_TO BE DONE_
Pull out every line of the data below that contains the word "protocol".

==== DATA ROWS

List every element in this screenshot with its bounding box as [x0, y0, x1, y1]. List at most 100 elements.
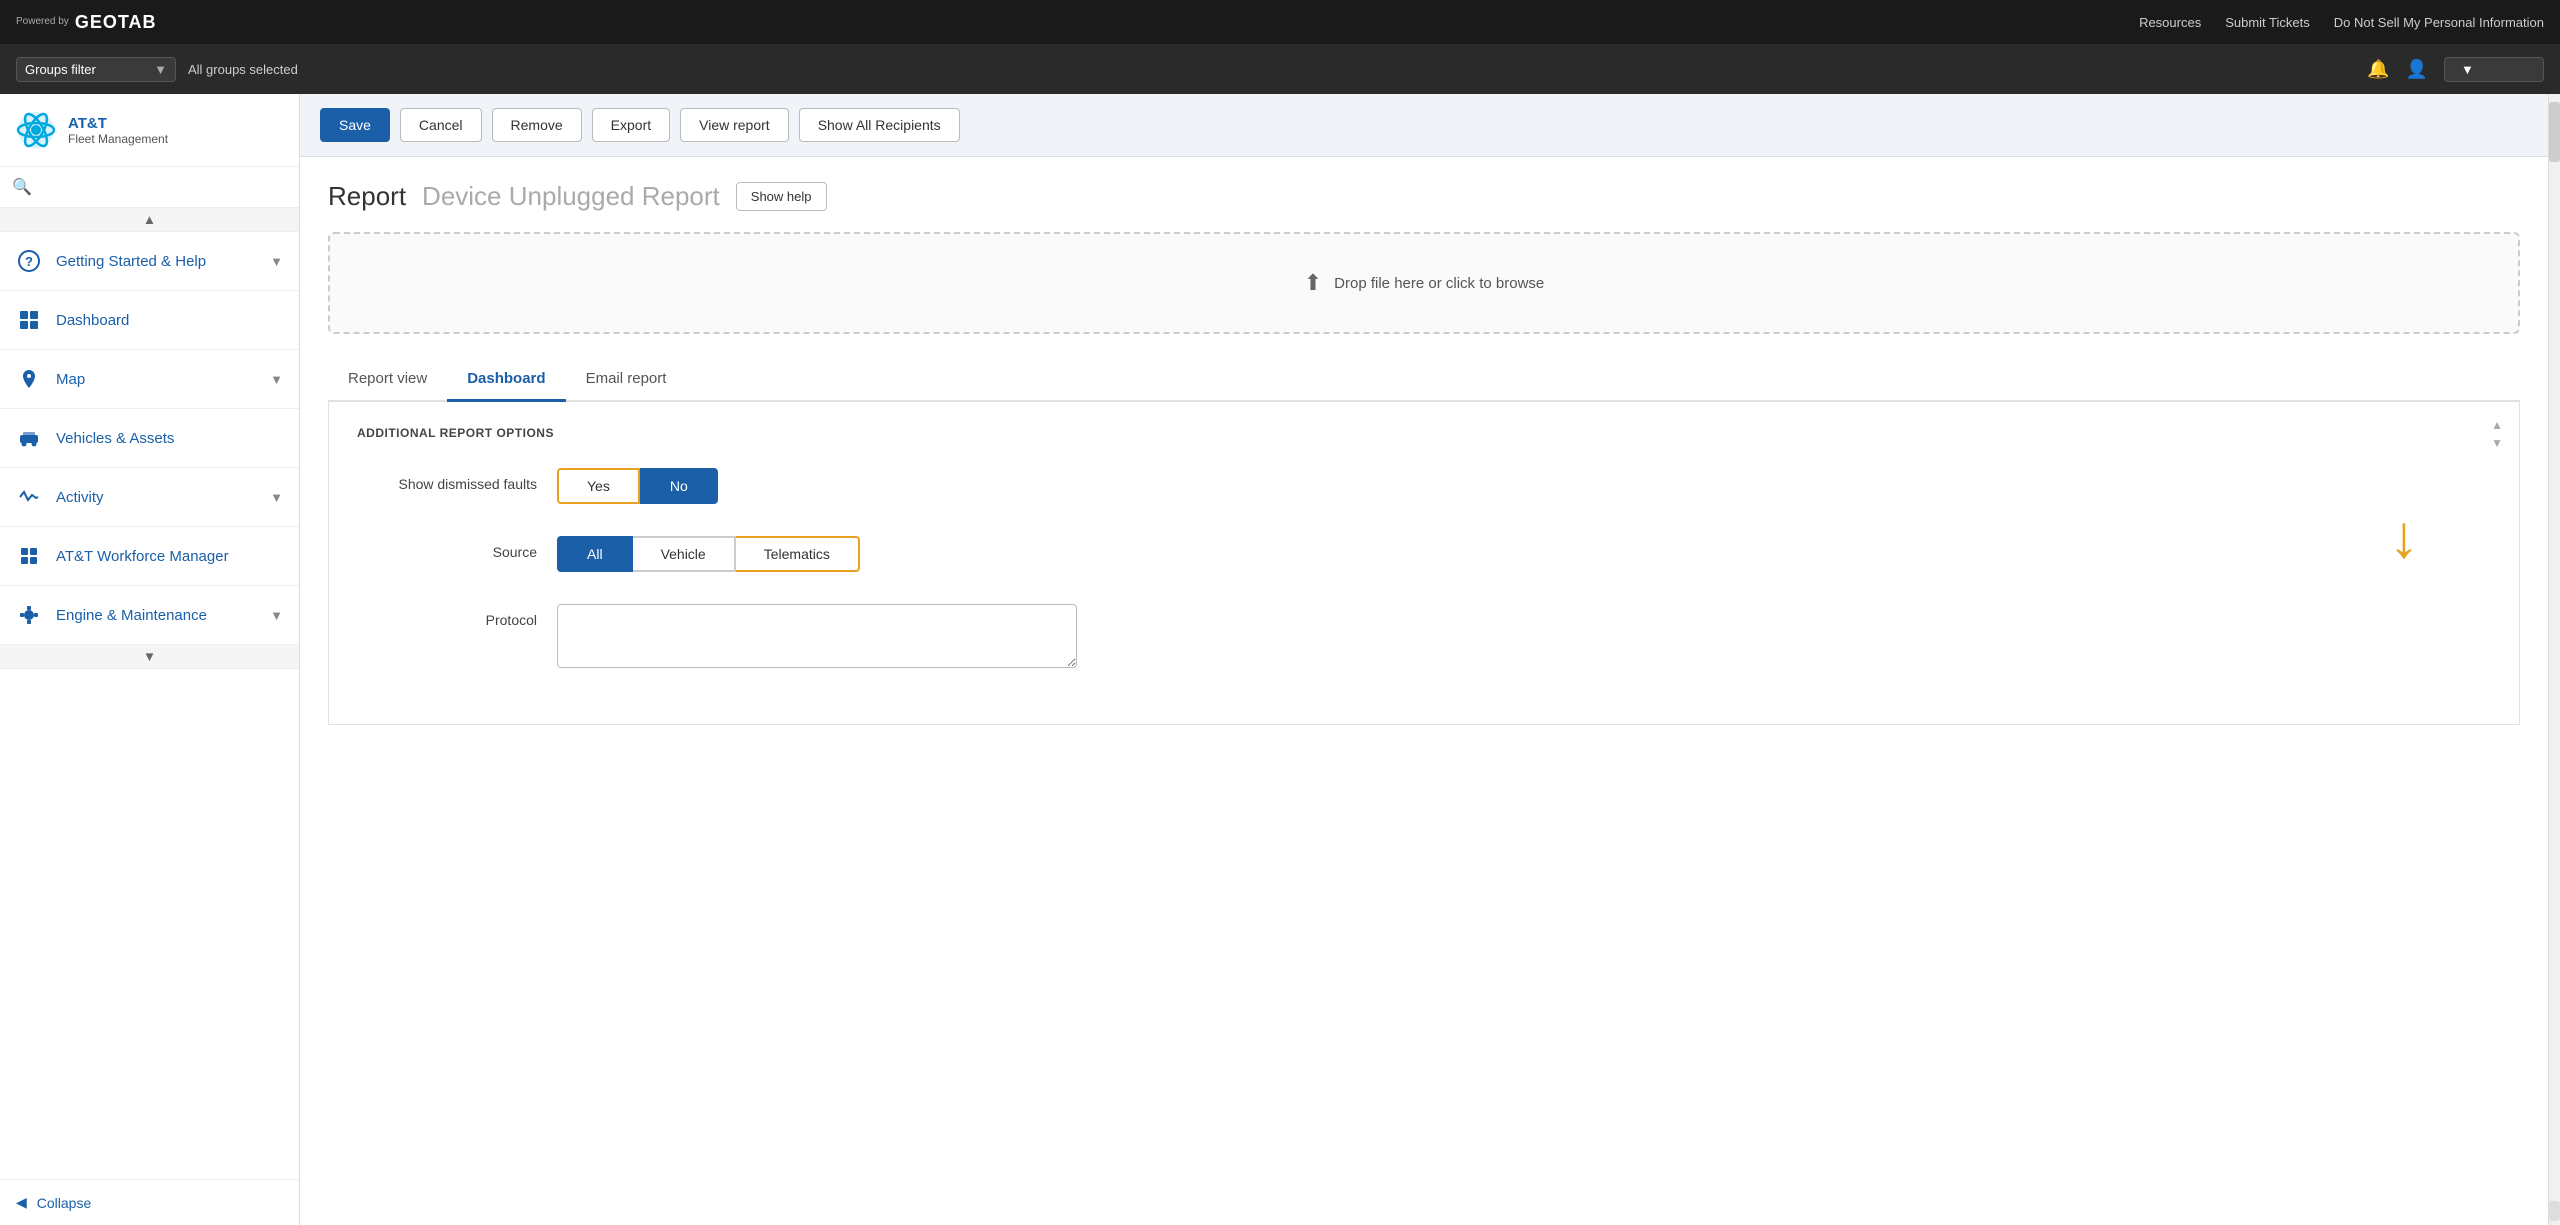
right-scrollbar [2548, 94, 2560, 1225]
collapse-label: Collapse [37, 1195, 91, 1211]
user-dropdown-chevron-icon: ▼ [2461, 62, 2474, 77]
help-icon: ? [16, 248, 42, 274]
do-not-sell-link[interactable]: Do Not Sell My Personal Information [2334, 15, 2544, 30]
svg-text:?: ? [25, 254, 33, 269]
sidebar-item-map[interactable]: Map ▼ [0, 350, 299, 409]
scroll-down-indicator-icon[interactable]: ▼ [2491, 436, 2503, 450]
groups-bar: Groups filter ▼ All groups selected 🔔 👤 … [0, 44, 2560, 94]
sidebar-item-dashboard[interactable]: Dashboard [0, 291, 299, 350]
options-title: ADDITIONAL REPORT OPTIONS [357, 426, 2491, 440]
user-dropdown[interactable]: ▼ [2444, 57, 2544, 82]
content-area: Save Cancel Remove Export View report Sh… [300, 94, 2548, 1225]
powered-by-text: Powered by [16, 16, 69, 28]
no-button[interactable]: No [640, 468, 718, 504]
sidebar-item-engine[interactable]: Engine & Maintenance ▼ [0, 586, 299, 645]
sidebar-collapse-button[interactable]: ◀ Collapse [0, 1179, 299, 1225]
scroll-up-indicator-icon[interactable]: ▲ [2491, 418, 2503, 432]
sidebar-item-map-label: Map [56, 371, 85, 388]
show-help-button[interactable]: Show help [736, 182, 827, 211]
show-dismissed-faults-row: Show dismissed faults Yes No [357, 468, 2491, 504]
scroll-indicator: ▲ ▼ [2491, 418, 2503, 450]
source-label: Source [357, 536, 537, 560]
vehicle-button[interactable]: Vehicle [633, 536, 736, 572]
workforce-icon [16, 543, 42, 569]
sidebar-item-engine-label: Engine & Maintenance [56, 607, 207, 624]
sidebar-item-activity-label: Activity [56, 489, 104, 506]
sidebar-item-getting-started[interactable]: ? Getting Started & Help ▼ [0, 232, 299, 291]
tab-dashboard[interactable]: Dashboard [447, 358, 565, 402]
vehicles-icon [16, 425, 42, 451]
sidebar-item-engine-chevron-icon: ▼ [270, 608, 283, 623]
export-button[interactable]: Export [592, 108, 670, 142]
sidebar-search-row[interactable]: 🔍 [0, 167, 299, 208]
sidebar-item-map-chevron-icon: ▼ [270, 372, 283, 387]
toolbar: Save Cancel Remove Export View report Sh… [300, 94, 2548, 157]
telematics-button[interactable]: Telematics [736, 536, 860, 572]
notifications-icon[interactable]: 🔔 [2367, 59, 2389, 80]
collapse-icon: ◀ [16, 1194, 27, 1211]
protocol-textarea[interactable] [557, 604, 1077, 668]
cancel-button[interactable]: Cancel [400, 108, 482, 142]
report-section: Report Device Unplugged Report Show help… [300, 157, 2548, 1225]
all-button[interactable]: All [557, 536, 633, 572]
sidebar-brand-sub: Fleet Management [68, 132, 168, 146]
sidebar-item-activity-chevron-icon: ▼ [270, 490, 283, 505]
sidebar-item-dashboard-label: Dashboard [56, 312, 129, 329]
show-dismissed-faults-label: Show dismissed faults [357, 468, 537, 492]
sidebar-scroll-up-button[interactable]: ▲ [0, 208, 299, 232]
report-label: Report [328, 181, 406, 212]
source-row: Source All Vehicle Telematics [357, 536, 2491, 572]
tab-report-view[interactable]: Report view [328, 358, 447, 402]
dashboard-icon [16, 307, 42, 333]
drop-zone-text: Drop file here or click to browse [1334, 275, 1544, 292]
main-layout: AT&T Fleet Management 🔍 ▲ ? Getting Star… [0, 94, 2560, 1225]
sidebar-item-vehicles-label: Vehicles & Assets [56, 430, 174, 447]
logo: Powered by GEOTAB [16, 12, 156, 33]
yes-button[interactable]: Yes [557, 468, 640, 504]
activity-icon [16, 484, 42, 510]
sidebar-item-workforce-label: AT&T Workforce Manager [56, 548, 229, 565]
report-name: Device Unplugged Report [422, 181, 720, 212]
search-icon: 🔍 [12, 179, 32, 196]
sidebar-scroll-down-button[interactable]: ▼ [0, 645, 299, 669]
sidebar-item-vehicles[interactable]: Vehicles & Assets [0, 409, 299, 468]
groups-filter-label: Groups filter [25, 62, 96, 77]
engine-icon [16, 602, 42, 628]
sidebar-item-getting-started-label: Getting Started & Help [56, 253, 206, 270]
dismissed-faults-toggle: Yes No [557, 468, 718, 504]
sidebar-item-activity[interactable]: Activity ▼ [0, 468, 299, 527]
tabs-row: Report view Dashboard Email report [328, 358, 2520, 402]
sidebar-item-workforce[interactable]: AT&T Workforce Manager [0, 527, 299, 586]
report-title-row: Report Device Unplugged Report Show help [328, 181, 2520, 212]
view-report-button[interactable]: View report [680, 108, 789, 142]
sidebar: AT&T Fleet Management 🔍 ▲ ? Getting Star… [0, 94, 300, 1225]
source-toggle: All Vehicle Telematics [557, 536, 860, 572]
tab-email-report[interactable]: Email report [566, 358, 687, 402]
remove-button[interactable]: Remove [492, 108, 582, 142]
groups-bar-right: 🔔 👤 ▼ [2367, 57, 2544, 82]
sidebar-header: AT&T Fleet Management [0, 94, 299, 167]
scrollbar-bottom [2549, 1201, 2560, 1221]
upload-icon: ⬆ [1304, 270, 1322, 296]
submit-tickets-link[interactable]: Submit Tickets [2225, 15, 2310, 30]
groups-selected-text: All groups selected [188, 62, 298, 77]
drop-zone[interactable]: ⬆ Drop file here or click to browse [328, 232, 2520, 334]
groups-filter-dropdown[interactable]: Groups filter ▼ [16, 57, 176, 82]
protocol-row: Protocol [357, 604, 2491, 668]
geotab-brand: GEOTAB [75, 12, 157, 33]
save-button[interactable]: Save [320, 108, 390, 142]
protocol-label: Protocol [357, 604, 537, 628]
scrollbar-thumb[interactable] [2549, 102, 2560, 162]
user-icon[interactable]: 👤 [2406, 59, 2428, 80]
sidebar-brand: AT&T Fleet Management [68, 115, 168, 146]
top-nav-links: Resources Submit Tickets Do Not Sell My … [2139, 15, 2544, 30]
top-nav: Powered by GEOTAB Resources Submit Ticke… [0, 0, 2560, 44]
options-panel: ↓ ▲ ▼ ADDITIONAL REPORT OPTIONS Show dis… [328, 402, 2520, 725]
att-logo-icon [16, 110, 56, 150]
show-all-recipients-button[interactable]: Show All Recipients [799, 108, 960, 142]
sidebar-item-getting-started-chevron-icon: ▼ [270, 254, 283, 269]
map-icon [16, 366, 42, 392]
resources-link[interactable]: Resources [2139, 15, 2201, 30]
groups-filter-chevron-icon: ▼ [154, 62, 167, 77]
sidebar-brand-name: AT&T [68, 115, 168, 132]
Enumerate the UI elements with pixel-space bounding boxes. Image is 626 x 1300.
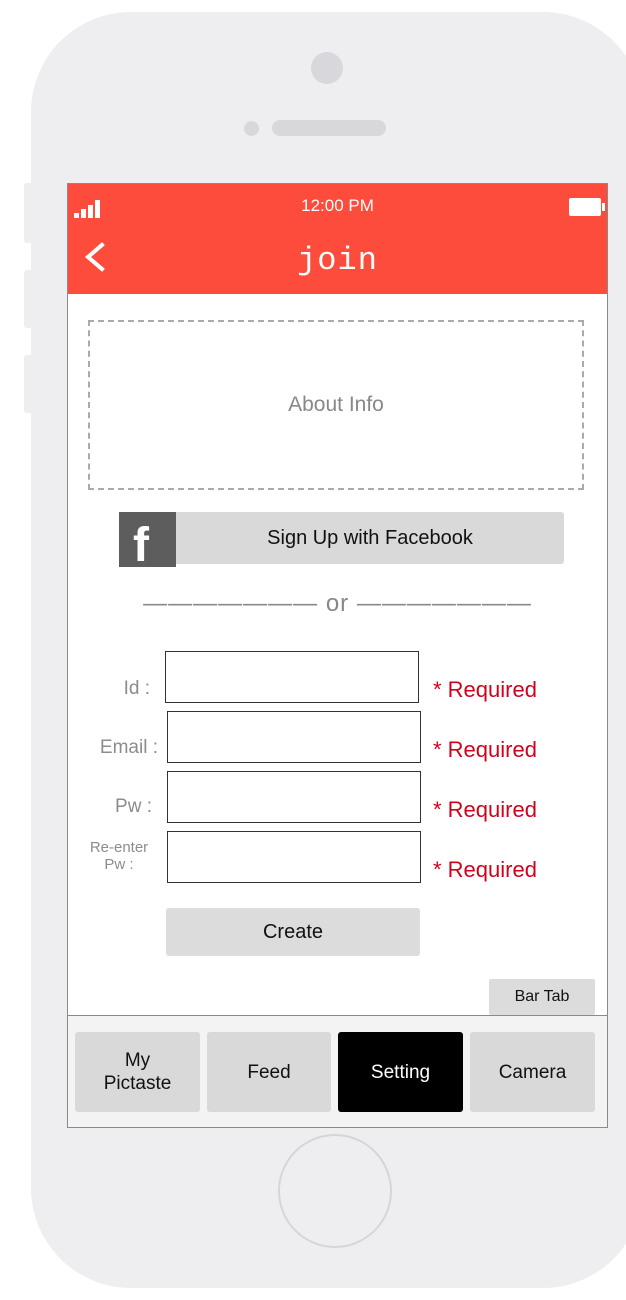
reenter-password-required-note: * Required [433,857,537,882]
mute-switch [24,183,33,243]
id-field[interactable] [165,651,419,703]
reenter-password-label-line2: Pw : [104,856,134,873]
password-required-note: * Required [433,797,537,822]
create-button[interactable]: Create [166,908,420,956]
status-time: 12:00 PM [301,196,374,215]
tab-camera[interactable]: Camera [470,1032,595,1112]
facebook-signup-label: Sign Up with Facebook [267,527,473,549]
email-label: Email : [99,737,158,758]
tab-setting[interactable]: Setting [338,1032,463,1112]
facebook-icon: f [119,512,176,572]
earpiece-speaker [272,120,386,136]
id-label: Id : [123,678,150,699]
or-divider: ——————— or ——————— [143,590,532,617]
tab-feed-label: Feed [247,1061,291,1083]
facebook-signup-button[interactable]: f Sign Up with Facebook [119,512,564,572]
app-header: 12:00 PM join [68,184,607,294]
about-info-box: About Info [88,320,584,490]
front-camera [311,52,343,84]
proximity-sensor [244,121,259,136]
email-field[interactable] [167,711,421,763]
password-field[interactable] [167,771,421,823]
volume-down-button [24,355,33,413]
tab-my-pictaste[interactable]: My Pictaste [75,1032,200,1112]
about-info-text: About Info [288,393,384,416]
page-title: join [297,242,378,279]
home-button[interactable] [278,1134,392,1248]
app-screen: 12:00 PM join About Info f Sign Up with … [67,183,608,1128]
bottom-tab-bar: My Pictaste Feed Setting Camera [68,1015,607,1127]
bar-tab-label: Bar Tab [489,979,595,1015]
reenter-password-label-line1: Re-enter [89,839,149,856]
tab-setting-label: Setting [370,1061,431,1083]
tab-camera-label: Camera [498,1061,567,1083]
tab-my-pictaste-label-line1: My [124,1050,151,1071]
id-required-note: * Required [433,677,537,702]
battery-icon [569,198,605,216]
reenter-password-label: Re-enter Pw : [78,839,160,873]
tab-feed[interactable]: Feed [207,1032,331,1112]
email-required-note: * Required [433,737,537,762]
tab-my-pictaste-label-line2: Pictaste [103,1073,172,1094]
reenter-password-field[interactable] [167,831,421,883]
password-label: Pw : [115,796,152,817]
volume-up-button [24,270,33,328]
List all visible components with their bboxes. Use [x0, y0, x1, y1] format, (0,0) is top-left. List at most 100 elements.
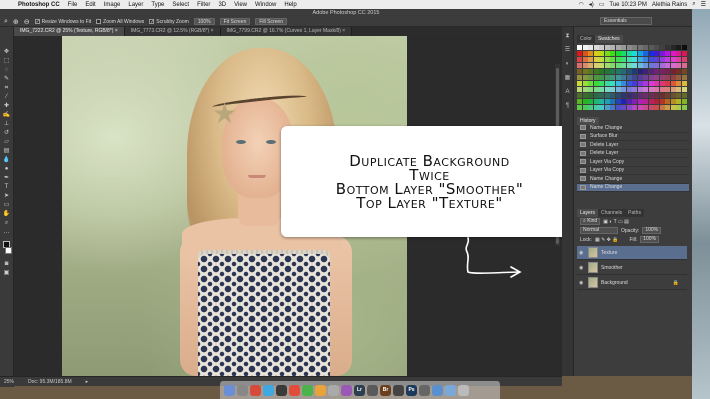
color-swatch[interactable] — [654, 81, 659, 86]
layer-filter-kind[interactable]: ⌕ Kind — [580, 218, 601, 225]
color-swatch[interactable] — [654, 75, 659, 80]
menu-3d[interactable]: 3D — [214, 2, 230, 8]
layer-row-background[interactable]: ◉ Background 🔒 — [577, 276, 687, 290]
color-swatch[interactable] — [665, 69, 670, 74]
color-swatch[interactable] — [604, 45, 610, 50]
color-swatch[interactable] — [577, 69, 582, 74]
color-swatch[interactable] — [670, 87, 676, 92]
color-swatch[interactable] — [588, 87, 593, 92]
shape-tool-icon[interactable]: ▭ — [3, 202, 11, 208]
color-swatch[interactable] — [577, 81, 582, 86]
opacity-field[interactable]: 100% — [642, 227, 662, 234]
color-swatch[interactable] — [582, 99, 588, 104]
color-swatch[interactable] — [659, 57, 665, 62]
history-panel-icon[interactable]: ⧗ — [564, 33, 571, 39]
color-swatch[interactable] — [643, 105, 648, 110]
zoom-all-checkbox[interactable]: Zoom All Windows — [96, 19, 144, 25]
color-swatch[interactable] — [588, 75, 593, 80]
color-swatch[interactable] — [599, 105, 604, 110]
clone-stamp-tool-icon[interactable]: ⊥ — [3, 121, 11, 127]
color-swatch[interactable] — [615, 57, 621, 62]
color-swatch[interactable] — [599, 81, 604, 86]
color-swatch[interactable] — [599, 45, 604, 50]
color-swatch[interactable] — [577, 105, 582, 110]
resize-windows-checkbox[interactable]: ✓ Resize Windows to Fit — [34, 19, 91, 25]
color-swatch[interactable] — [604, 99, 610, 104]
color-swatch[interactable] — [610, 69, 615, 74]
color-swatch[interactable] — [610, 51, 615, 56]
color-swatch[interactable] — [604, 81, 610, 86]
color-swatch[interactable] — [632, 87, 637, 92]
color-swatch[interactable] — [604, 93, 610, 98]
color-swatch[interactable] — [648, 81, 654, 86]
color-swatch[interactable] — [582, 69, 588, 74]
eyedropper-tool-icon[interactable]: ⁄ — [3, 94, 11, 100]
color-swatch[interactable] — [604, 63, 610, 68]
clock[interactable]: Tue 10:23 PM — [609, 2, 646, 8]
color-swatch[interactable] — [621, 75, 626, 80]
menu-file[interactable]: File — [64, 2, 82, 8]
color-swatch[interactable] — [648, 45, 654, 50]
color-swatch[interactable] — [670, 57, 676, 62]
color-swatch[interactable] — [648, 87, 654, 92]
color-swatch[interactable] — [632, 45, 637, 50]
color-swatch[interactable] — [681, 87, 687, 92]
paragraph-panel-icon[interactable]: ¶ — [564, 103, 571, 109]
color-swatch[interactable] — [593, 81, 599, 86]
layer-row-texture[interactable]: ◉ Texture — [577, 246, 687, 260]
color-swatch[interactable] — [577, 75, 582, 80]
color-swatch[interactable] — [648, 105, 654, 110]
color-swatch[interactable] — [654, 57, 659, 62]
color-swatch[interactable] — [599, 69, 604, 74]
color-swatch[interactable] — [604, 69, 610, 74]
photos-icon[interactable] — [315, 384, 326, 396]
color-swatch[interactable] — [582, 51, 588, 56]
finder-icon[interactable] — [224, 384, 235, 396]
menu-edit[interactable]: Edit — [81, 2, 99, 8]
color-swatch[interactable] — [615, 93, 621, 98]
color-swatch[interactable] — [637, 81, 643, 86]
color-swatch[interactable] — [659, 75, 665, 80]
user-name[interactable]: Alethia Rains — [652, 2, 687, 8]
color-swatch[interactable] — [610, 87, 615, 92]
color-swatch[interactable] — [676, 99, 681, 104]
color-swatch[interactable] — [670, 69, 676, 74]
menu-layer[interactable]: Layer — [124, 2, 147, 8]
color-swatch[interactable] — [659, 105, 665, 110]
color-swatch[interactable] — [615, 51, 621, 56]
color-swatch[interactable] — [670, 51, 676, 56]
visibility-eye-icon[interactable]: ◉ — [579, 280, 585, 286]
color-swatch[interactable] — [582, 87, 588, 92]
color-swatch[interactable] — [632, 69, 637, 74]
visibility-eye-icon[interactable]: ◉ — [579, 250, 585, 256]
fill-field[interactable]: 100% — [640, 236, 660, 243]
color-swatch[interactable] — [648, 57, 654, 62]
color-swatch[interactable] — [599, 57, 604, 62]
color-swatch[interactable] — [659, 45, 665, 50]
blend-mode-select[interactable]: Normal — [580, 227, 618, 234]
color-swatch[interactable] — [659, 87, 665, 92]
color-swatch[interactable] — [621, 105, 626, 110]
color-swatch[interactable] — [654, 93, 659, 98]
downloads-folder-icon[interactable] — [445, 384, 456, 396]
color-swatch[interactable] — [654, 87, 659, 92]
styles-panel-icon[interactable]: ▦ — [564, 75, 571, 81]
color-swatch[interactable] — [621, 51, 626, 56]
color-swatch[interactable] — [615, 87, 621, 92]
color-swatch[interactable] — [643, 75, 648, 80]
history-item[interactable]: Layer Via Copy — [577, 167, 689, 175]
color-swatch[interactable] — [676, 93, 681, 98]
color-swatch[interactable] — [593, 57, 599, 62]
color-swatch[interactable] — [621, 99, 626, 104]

========

_RESULT OF THIS EXERCISE_
protocol-textarea[interactable] [557, 604, 1077, 668]
protocol-row: Protocol [357, 604, 2491, 668]
protocol-label: Protocol [357, 604, 537, 628]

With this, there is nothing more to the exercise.